From the data that follows, copy every line holding the string "tiene".

§ RECORDS SHOWN:
┌──
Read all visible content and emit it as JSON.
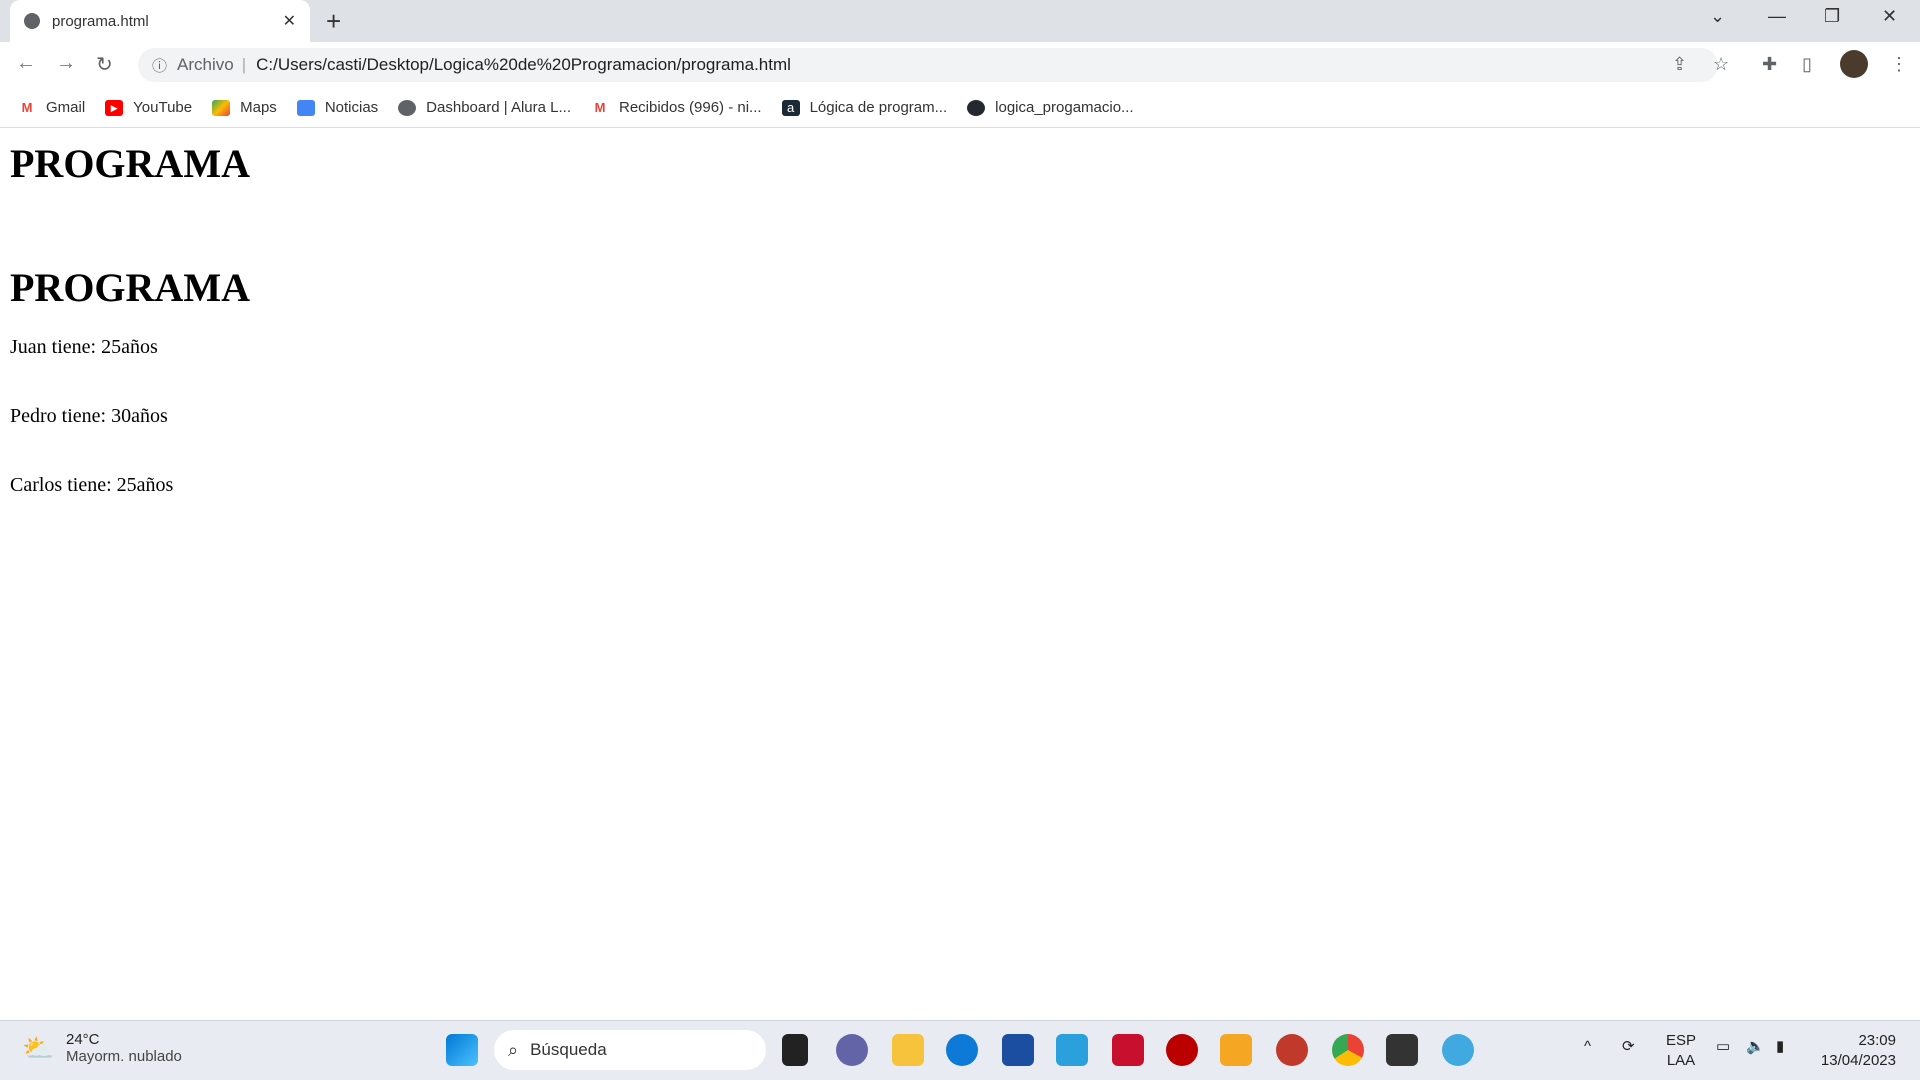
{
  "browser": {
    "tab_title": "programa.html",
    "new_tab": "+",
    "close_tab": "✕",
    "address_label": "Archivo",
    "url": "C:/Users/casti/Desktop/Logica%20de%20Programacion/programa.html",
    "bookmarks": [
      {
        "label": "Gmail",
        "icon": "gmail-icon",
        "color": "#ea4335"
      },
      {
        "label": "YouTube",
        "icon": "youtube-icon",
        "color": "#ff0000"
      },
      {
        "label": "Maps",
        "icon": "maps-icon",
        "color": "#34a853"
      },
      {
        "label": "Noticias",
        "icon": "news-icon",
        "color": "#4285f4"
      },
      {
        "label": "Dashboard | Alura L...",
        "icon": "globe-icon",
        "color": "#5f6368"
      },
      {
        "label": "Recibidos (996) - ni...",
        "icon": "gmail-icon",
        "color": "#ea4335"
      },
      {
        "label": "Lógica de program...",
        "icon": "alura-icon",
        "color": "#1c2a36"
      },
      {
        "label": "logica_progamacio...",
        "icon": "github-icon",
        "color": "#24292f"
      }
    ]
  },
  "page": {
    "heading1": "PROGRAMA",
    "heading2": "PROGRAMA",
    "lines": [
      "Juan tiene: 25años",
      "Pedro tiene: 30años",
      "Carlos tiene: 25años"
    ]
  },
  "taskbar": {
    "temperature": "24°C",
    "weather": "Mayorm. nublado",
    "search_placeholder": "Búsqueda",
    "lang_top": "ESP",
    "lang_bottom": "LAA",
    "time": "23:09",
    "date": "13/04/2023"
  }
}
└──
§ SOLUTION TO THIS TASK:
      "Juan tiene: 25años",
      "Pedro tiene: 30años",
      "Carlos tiene: 25años"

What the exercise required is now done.